Stored entries
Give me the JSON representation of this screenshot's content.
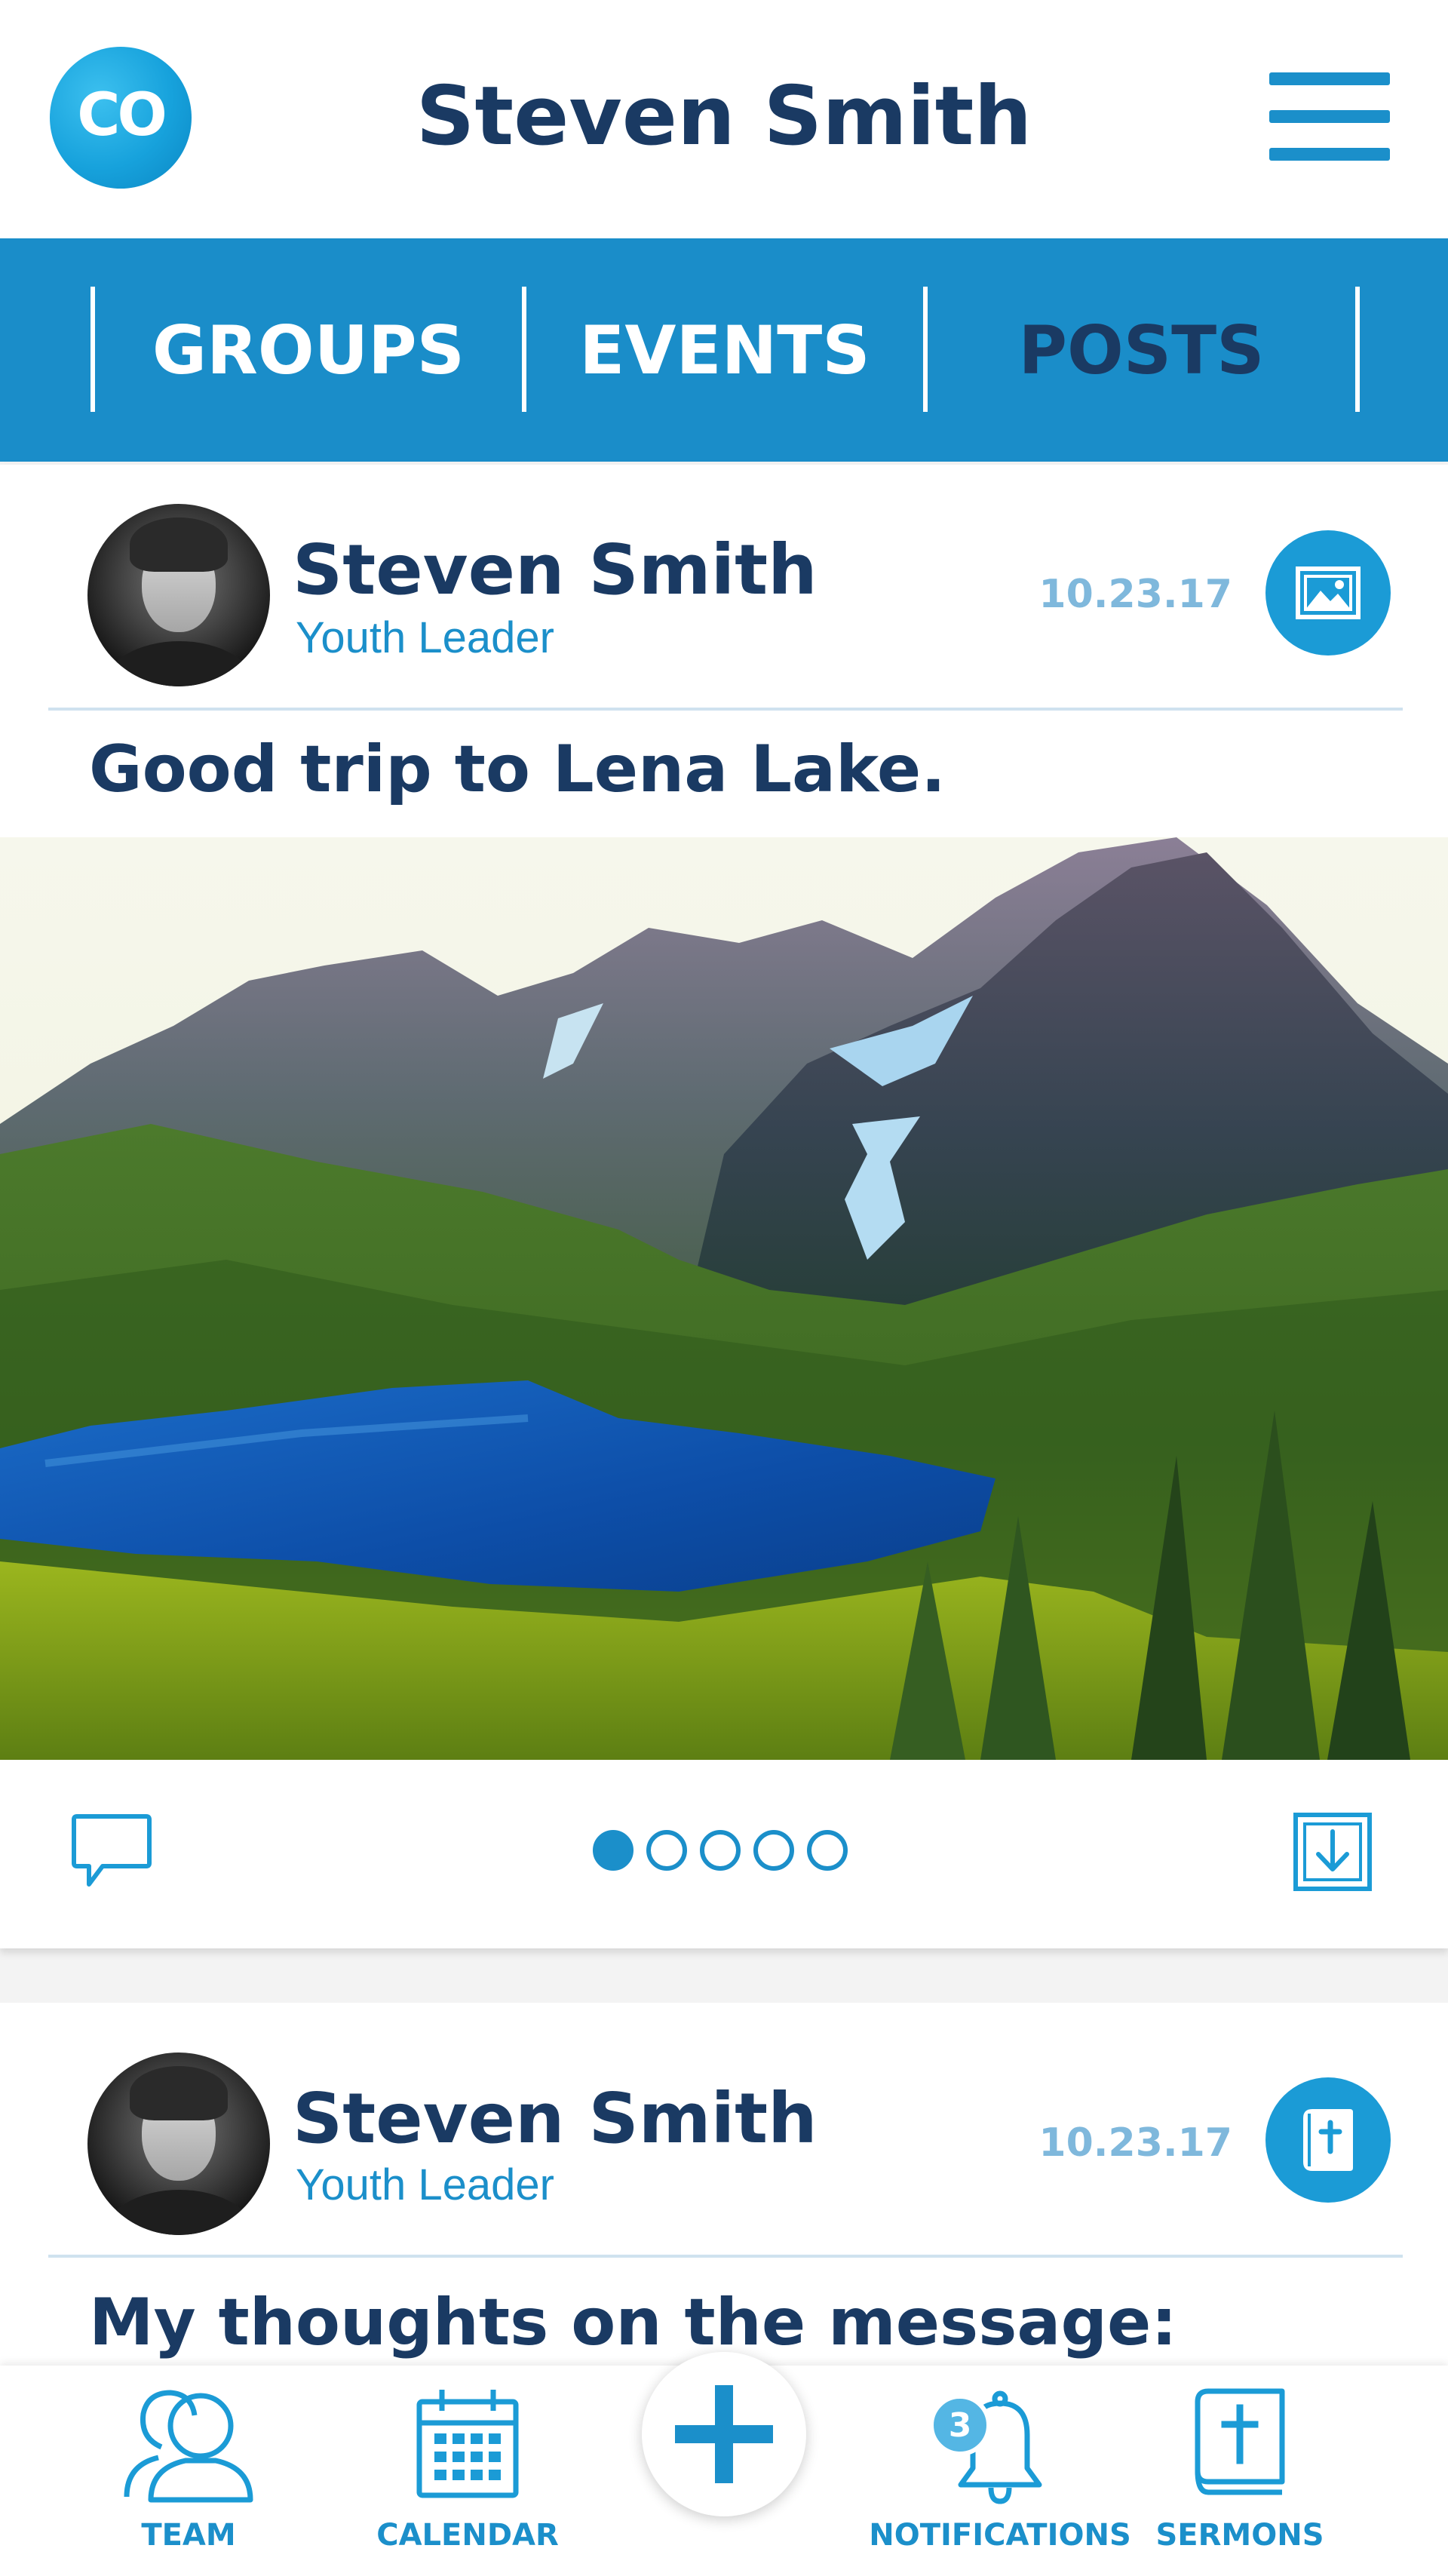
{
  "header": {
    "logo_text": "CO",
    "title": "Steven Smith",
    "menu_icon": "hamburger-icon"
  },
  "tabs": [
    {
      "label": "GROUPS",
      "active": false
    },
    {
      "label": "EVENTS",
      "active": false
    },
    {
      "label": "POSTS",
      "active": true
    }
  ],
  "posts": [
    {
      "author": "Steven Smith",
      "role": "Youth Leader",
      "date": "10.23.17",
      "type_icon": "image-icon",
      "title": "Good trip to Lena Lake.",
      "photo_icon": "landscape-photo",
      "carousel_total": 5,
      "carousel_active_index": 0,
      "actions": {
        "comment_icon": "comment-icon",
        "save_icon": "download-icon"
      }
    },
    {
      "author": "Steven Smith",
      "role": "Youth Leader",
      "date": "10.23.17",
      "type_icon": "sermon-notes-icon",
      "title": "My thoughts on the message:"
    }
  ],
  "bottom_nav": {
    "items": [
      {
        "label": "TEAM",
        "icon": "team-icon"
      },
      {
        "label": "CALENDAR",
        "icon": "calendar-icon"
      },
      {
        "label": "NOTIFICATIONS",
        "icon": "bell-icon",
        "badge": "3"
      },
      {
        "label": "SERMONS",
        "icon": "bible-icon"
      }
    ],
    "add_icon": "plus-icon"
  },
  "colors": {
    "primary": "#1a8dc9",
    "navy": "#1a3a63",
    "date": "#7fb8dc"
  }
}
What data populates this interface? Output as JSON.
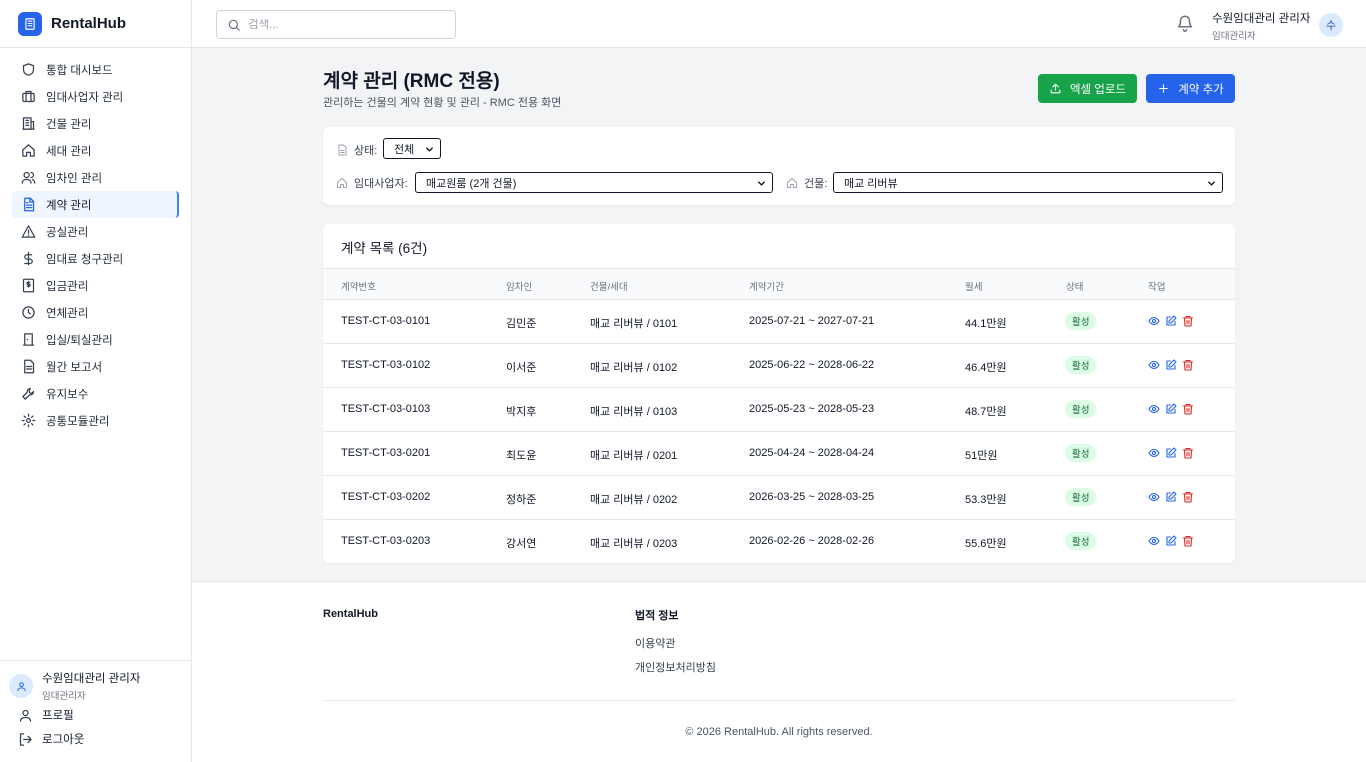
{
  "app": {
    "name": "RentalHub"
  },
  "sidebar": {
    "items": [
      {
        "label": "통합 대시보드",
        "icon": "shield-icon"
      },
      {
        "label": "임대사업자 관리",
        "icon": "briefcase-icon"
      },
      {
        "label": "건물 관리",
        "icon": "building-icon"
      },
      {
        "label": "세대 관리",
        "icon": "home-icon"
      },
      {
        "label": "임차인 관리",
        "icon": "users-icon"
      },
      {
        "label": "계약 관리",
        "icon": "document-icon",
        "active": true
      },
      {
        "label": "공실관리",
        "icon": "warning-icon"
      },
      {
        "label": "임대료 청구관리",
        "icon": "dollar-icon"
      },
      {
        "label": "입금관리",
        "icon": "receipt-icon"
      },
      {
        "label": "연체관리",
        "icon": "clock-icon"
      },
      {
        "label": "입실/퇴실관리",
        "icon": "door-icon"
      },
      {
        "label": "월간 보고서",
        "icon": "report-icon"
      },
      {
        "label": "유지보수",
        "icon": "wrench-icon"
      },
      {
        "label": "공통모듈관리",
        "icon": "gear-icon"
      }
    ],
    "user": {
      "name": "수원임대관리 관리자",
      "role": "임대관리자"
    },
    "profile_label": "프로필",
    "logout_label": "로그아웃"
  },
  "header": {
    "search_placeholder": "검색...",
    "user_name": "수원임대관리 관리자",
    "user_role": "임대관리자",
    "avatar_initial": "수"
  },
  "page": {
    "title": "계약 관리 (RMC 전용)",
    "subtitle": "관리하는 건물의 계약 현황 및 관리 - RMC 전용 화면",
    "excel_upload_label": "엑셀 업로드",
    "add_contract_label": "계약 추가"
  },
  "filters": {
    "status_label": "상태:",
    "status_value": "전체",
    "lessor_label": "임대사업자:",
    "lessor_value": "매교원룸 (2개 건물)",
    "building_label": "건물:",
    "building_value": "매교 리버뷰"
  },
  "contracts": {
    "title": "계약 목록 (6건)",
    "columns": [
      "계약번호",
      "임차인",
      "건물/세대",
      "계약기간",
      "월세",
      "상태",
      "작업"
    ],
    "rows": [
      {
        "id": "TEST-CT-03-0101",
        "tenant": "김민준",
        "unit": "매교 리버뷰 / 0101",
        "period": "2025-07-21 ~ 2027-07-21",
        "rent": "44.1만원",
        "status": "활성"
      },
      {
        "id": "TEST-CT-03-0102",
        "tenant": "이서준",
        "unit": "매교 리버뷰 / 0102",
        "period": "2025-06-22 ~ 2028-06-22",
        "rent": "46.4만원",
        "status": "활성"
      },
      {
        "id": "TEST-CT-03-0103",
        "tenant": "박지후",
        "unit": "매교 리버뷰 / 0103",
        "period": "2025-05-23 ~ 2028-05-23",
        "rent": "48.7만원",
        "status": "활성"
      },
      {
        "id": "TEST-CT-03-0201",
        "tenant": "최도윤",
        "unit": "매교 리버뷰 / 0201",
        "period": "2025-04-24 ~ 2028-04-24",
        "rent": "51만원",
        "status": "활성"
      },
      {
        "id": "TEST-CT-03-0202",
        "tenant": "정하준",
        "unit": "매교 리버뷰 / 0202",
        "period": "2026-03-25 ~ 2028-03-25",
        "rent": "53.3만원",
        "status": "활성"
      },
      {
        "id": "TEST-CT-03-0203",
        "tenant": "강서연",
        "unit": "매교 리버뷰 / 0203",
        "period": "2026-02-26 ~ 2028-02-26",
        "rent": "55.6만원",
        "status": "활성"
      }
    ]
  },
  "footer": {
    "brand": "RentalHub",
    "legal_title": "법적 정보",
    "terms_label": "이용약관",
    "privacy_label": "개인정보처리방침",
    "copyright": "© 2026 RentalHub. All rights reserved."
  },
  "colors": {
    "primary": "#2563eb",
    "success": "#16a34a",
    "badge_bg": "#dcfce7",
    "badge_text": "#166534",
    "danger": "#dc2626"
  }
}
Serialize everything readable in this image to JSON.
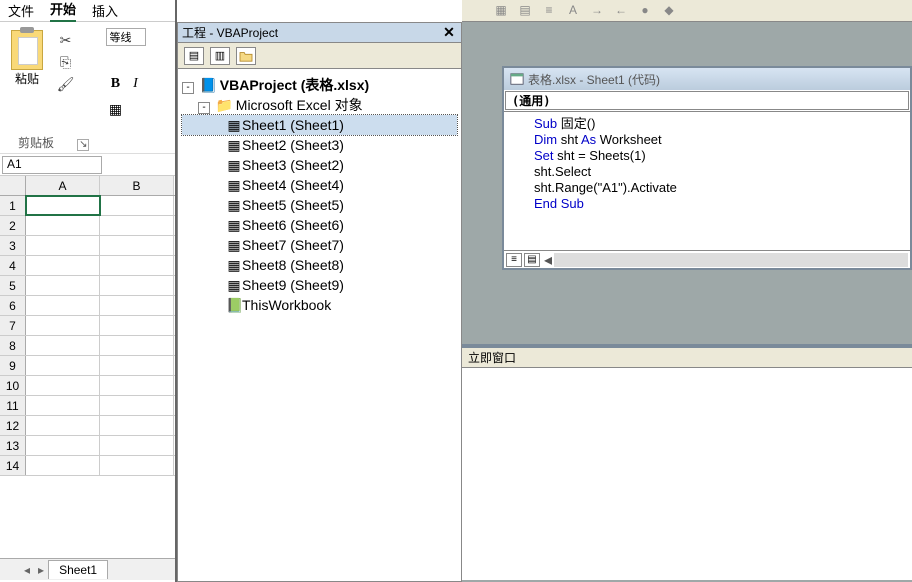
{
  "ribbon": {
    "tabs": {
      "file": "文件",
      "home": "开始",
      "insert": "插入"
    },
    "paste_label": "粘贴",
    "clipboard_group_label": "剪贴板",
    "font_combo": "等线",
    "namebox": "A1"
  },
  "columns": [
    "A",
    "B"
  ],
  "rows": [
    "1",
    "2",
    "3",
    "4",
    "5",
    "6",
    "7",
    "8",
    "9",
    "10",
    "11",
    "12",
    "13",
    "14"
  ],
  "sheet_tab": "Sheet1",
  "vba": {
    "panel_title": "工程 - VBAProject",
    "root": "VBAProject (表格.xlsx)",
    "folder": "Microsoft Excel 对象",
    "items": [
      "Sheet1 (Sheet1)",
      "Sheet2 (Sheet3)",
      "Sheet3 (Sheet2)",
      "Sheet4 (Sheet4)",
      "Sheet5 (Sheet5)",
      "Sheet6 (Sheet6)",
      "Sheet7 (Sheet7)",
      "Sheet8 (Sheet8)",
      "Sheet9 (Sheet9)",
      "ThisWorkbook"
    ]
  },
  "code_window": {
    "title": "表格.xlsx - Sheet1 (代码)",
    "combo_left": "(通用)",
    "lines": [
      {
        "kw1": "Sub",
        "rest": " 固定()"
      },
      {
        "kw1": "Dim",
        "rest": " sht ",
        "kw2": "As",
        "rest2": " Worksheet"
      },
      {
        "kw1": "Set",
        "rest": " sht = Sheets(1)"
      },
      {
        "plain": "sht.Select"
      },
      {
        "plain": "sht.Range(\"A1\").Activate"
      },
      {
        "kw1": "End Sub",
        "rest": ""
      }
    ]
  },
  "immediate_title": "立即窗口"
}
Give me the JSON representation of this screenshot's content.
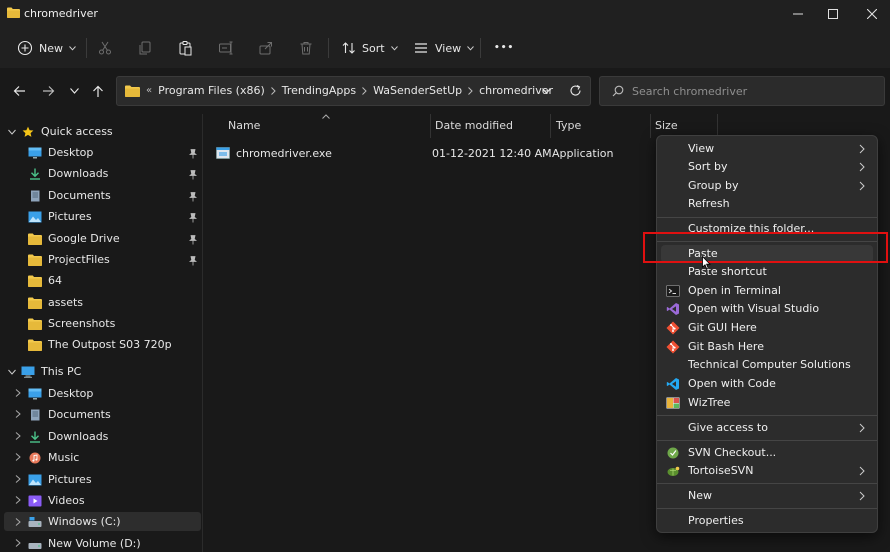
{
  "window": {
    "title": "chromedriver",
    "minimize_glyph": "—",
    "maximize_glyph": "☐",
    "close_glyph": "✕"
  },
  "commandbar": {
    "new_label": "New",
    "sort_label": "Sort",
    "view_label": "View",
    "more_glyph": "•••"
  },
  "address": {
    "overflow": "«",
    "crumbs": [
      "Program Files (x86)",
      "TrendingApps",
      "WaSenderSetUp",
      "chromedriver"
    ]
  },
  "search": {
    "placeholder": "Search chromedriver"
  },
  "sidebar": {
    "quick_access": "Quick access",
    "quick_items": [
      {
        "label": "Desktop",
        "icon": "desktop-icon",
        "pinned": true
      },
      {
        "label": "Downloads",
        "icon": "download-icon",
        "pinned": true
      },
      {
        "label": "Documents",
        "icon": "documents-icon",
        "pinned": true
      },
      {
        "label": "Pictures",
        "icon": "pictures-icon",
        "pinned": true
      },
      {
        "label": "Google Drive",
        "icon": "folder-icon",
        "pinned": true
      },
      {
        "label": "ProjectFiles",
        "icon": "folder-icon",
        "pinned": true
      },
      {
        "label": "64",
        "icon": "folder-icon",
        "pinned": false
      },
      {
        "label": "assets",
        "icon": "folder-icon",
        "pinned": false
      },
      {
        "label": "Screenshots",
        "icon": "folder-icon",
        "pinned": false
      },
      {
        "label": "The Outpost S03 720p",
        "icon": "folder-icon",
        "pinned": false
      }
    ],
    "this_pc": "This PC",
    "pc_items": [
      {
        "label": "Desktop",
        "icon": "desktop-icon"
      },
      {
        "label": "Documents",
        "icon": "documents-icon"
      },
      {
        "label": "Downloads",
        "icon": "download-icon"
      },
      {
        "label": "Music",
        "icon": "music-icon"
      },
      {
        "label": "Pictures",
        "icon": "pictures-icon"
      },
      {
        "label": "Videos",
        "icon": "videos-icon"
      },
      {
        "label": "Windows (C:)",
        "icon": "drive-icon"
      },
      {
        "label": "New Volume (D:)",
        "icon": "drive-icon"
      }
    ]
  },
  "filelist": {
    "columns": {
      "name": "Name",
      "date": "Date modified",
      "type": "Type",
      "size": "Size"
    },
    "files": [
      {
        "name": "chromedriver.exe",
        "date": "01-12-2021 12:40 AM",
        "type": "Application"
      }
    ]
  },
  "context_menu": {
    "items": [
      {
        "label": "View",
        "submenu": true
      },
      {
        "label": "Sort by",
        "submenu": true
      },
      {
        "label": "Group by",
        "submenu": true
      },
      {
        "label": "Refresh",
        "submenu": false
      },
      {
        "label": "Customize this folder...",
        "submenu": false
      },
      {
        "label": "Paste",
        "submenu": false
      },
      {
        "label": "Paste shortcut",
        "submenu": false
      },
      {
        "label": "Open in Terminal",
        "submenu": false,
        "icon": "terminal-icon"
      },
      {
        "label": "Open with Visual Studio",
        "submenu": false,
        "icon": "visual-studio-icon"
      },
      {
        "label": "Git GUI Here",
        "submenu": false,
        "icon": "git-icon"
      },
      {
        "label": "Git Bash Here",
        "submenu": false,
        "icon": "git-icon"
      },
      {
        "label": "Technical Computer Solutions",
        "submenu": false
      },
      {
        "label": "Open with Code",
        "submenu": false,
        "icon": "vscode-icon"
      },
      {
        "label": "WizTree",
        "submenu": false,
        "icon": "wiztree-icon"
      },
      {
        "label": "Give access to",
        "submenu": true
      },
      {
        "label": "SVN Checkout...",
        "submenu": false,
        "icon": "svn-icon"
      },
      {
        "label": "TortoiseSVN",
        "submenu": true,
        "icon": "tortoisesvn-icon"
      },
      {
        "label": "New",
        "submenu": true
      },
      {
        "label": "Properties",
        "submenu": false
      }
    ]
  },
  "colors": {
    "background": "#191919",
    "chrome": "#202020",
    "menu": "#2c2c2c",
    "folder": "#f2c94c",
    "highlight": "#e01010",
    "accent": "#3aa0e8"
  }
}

** STATED PROBLEM **
Find every line in the records that has the string "수원임대관리", then state how many there are and nothing else.

** ANSWER TO THE EXERCISE **
2